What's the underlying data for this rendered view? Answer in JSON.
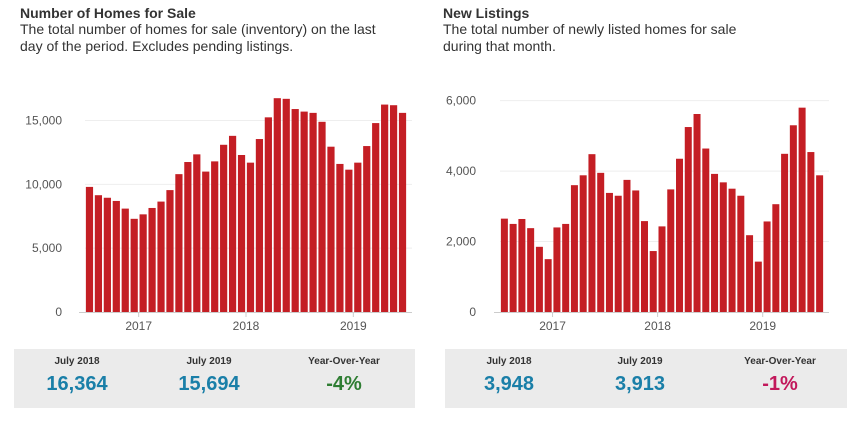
{
  "panels": [
    {
      "title": "Number of Homes for Sale",
      "subtitle": "The total number of homes for sale (inventory) on the last\nday of the period. Excludes pending listings.",
      "stats": [
        {
          "label": "July 2018",
          "value": "16,364",
          "color": "#1a7fa8"
        },
        {
          "label": "July 2019",
          "value": "15,694",
          "color": "#1a7fa8"
        },
        {
          "label": "Year-Over-Year",
          "value": "-4%",
          "color": "#2e7d32"
        }
      ]
    },
    {
      "title": "New Listings",
      "subtitle": "The total number of newly listed homes for sale\nduring that month.",
      "stats": [
        {
          "label": "July 2018",
          "value": "3,948",
          "color": "#1a7fa8"
        },
        {
          "label": "July 2019",
          "value": "3,913",
          "color": "#1a7fa8"
        },
        {
          "label": "Year-Over-Year",
          "value": "-1%",
          "color": "#c2185b"
        }
      ]
    }
  ],
  "chart_data": [
    {
      "type": "bar",
      "title": "Number of Homes for Sale",
      "bar_color": "#c41e24",
      "ylim": [
        0,
        17000
      ],
      "yticks": [
        0,
        5000,
        10000,
        15000
      ],
      "ytick_labels": [
        "0",
        "5,000",
        "10,000",
        "15,000"
      ],
      "xtick_labels": [
        "2017",
        "2018",
        "2019"
      ],
      "xtick_positions": [
        6,
        18,
        30
      ],
      "grid": true,
      "values": [
        9800,
        9150,
        8950,
        8700,
        8100,
        7300,
        7650,
        8150,
        8650,
        9550,
        10800,
        11750,
        12350,
        11000,
        11800,
        13100,
        13800,
        12300,
        11700,
        13550,
        15250,
        16750,
        16700,
        15900,
        15700,
        15600,
        14900,
        12950,
        11600,
        11150,
        11700,
        13000,
        14800,
        16250,
        16200,
        15600
      ]
    },
    {
      "type": "bar",
      "title": "New Listings",
      "bar_color": "#c41e24",
      "ylim": [
        0,
        6500
      ],
      "yticks": [
        0,
        2000,
        4000,
        6000
      ],
      "ytick_labels": [
        "0",
        "2,000",
        "4,000",
        "6,000"
      ],
      "xtick_labels": [
        "2017",
        "2018",
        "2019"
      ],
      "xtick_positions": [
        6,
        18,
        30
      ],
      "grid": true,
      "values": [
        2650,
        2500,
        2640,
        2380,
        1850,
        1500,
        2400,
        2500,
        3600,
        3880,
        4480,
        3950,
        3380,
        3300,
        3750,
        3450,
        2580,
        1730,
        2430,
        3480,
        4350,
        5250,
        5620,
        4640,
        3920,
        3680,
        3500,
        3300,
        2180,
        1430,
        2570,
        3060,
        4490,
        5300,
        5800,
        4540,
        3880
      ]
    }
  ]
}
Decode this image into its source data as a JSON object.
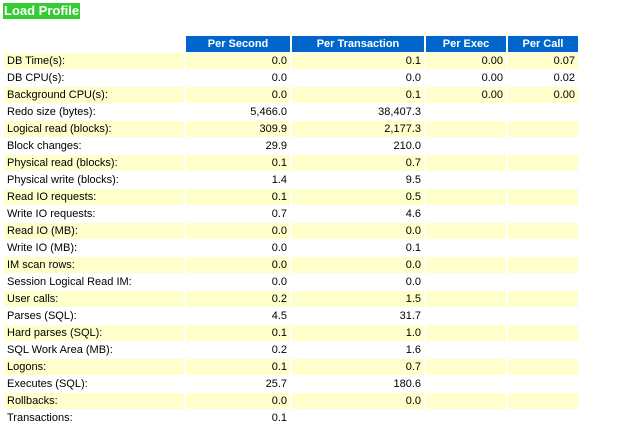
{
  "title": "Load Profile",
  "headers": [
    "",
    "Per Second",
    "Per Transaction",
    "Per Exec",
    "Per Call"
  ],
  "rows": [
    {
      "label": "DB Time(s):",
      "per_second": "0.0",
      "per_transaction": "0.1",
      "per_exec": "0.00",
      "per_call": "0.07"
    },
    {
      "label": "DB CPU(s):",
      "per_second": "0.0",
      "per_transaction": "0.0",
      "per_exec": "0.00",
      "per_call": "0.02"
    },
    {
      "label": "Background CPU(s):",
      "per_second": "0.0",
      "per_transaction": "0.1",
      "per_exec": "0.00",
      "per_call": "0.00"
    },
    {
      "label": "Redo size (bytes):",
      "per_second": "5,466.0",
      "per_transaction": "38,407.3",
      "per_exec": "",
      "per_call": ""
    },
    {
      "label": "Logical read (blocks):",
      "per_second": "309.9",
      "per_transaction": "2,177.3",
      "per_exec": "",
      "per_call": ""
    },
    {
      "label": "Block changes:",
      "per_second": "29.9",
      "per_transaction": "210.0",
      "per_exec": "",
      "per_call": ""
    },
    {
      "label": "Physical read (blocks):",
      "per_second": "0.1",
      "per_transaction": "0.7",
      "per_exec": "",
      "per_call": ""
    },
    {
      "label": "Physical write (blocks):",
      "per_second": "1.4",
      "per_transaction": "9.5",
      "per_exec": "",
      "per_call": ""
    },
    {
      "label": "Read IO requests:",
      "per_second": "0.1",
      "per_transaction": "0.5",
      "per_exec": "",
      "per_call": ""
    },
    {
      "label": "Write IO requests:",
      "per_second": "0.7",
      "per_transaction": "4.6",
      "per_exec": "",
      "per_call": ""
    },
    {
      "label": "Read IO (MB):",
      "per_second": "0.0",
      "per_transaction": "0.0",
      "per_exec": "",
      "per_call": ""
    },
    {
      "label": "Write IO (MB):",
      "per_second": "0.0",
      "per_transaction": "0.1",
      "per_exec": "",
      "per_call": ""
    },
    {
      "label": "IM scan rows:",
      "per_second": "0.0",
      "per_transaction": "0.0",
      "per_exec": "",
      "per_call": ""
    },
    {
      "label": "Session Logical Read IM:",
      "per_second": "0.0",
      "per_transaction": "0.0",
      "per_exec": "",
      "per_call": ""
    },
    {
      "label": "User calls:",
      "per_second": "0.2",
      "per_transaction": "1.5",
      "per_exec": "",
      "per_call": ""
    },
    {
      "label": "Parses (SQL):",
      "per_second": "4.5",
      "per_transaction": "31.7",
      "per_exec": "",
      "per_call": ""
    },
    {
      "label": "Hard parses (SQL):",
      "per_second": "0.1",
      "per_transaction": "1.0",
      "per_exec": "",
      "per_call": ""
    },
    {
      "label": "SQL Work Area (MB):",
      "per_second": "0.2",
      "per_transaction": "1.6",
      "per_exec": "",
      "per_call": ""
    },
    {
      "label": "Logons:",
      "per_second": "0.1",
      "per_transaction": "0.7",
      "per_exec": "",
      "per_call": ""
    },
    {
      "label": "Executes (SQL):",
      "per_second": "25.7",
      "per_transaction": "180.6",
      "per_exec": "",
      "per_call": ""
    },
    {
      "label": "Rollbacks:",
      "per_second": "0.0",
      "per_transaction": "0.0",
      "per_exec": "",
      "per_call": ""
    },
    {
      "label": "Transactions:",
      "per_second": "0.1",
      "per_transaction": "",
      "per_exec": "",
      "per_call": ""
    }
  ],
  "colors": {
    "title_bg": "#33cc33",
    "header_bg": "#0066cc",
    "alt_row_bg": "#ffffcc"
  }
}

## WRITTEN INSTRUCTION
Write out each line of the data that holds the string "blocks".

## CORRECT RESPONSE
      "label": "Logical read (blocks):",
      "label": "Physical read (blocks):",
      "label": "Physical write (blocks):",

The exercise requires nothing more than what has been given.